> To be done
Give the number of lines below that contain the word "arrow", and nothing else.

> Recorded data
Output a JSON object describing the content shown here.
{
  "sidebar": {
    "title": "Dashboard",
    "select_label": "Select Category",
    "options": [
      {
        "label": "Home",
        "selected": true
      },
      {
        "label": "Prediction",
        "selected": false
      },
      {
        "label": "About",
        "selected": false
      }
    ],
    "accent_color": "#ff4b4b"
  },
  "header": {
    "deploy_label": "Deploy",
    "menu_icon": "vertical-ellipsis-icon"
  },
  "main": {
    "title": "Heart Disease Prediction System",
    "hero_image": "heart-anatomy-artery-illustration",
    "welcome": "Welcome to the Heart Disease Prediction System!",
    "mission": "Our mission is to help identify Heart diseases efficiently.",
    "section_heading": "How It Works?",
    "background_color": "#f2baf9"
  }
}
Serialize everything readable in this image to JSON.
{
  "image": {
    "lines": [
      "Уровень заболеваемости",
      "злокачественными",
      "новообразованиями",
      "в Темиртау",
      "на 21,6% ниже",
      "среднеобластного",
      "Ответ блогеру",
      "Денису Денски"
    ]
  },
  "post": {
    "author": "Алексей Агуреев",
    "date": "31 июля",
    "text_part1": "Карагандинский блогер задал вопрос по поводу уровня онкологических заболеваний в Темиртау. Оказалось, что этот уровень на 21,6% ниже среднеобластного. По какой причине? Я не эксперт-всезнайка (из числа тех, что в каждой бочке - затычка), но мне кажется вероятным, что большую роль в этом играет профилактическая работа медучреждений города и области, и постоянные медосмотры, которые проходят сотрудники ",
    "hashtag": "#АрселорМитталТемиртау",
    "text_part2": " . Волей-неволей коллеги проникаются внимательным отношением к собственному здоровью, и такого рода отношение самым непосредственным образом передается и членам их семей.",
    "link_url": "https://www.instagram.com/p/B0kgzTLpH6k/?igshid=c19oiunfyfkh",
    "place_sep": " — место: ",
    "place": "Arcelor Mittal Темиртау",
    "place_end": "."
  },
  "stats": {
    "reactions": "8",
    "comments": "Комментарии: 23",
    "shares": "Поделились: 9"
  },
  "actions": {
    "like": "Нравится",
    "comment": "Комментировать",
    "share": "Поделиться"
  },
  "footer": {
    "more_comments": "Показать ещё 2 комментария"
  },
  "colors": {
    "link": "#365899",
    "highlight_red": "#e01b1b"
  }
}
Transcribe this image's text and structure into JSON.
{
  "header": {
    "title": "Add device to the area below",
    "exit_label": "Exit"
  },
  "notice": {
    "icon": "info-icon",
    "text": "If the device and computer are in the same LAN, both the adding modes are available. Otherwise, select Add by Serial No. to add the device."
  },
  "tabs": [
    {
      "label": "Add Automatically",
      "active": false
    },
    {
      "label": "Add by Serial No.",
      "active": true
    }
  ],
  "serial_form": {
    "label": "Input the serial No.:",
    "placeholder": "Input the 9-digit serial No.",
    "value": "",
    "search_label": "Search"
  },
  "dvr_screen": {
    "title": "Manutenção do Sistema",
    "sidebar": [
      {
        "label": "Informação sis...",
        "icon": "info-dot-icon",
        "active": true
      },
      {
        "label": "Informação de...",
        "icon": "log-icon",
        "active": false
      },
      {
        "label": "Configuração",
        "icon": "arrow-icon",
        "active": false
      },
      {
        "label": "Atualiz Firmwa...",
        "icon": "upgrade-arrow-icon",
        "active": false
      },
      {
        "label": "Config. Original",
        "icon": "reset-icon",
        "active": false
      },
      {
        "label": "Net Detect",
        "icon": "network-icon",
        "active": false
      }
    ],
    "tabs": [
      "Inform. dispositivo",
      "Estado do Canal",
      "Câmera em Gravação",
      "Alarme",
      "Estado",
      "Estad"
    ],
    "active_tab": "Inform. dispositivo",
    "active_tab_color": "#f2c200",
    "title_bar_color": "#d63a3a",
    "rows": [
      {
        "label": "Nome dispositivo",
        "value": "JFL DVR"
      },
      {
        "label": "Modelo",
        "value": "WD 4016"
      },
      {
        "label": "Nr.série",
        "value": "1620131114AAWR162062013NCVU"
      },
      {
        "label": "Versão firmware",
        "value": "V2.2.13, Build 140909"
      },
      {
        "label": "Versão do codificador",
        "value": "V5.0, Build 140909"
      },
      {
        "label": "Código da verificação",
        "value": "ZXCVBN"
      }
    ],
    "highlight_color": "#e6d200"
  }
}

> Solution to the exercise
2